Write out each entry, exactly the way it appears.

[Part of a data file]
* BEGIN *

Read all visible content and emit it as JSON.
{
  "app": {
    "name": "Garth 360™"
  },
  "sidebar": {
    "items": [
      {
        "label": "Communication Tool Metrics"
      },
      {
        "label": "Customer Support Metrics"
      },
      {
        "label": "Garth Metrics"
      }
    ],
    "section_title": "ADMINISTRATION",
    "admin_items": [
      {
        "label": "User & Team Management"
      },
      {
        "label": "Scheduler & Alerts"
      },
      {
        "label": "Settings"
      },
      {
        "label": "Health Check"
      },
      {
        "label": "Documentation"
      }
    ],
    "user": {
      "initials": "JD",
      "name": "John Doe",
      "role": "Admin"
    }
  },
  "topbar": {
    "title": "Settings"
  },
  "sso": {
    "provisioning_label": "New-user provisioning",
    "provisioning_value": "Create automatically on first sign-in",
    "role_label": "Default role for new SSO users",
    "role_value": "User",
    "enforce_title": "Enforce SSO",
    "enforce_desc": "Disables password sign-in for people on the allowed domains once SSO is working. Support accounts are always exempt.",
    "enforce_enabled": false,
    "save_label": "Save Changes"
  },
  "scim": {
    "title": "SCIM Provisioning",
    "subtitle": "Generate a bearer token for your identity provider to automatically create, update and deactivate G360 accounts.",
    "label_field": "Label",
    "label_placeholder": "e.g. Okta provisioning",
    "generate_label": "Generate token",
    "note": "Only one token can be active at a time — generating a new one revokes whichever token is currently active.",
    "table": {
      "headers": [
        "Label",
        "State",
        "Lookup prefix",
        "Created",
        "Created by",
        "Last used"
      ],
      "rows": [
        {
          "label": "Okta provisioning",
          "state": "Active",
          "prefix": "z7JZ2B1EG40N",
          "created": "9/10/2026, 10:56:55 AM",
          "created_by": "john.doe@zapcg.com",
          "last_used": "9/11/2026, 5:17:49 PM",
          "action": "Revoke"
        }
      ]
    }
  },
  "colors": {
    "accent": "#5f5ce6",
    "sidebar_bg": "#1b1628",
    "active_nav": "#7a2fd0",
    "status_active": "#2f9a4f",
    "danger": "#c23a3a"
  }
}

* END *

*REPLY TO THE EXERCISE*:
Read all visible content and emit it as JSON.
{
  "app": {
    "name": "Garth 360™"
  },
  "sidebar": {
    "items": [
      {
        "label": "Communication Tool Metrics"
      },
      {
        "label": "Customer Support Metrics"
      },
      {
        "label": "Garth Metrics"
      }
    ],
    "section_title": "ADMINISTRATION",
    "admin_items": [
      {
        "label": "User & Team Management"
      },
      {
        "label": "Scheduler & Alerts"
      },
      {
        "label": "Settings"
      },
      {
        "label": "Health Check"
      },
      {
        "label": "Documentation"
      }
    ],
    "user": {
      "initials": "JD",
      "name": "John Doe",
      "role": "Admin"
    }
  },
  "topbar": {
    "title": "Settings"
  },
  "sso": {
    "provisioning_label": "New-user provisioning",
    "provisioning_value": "Create automatically on first sign-in",
    "role_label": "Default role for new SSO users",
    "role_value": "User",
    "enforce_title": "Enforce SSO",
    "enforce_desc": "Disables password sign-in for people on the allowed domains once SSO is working. Support accounts are always exempt.",
    "enforce_enabled": false,
    "save_label": "Save Changes"
  },
  "scim": {
    "title": "SCIM Provisioning",
    "subtitle": "Generate a bearer token for your identity provider to automatically create, update and deactivate G360 accounts.",
    "label_field": "Label",
    "label_placeholder": "e.g. Okta provisioning",
    "generate_label": "Generate token",
    "note": "Only one token can be active at a time — generating a new one revokes whichever token is currently active.",
    "table": {
      "headers": [
        "Label",
        "State",
        "Lookup prefix",
        "Created",
        "Created by",
        "Last used"
      ],
      "rows": [
        {
          "label": "Okta provisioning",
          "state": "Active",
          "prefix": "z7JZ2B1EG40N",
          "created": "9/10/2026, 10:56:55 AM",
          "created_by": "john.doe@zapcg.com",
          "last_used": "9/11/2026, 5:17:49 PM",
          "action": "Revoke"
        }
      ]
    }
  },
  "colors": {
    "accent": "#5f5ce6",
    "sidebar_bg": "#1b1628",
    "active_nav": "#7a2fd0",
    "status_active": "#2f9a4f",
    "danger": "#c23a3a"
  }
}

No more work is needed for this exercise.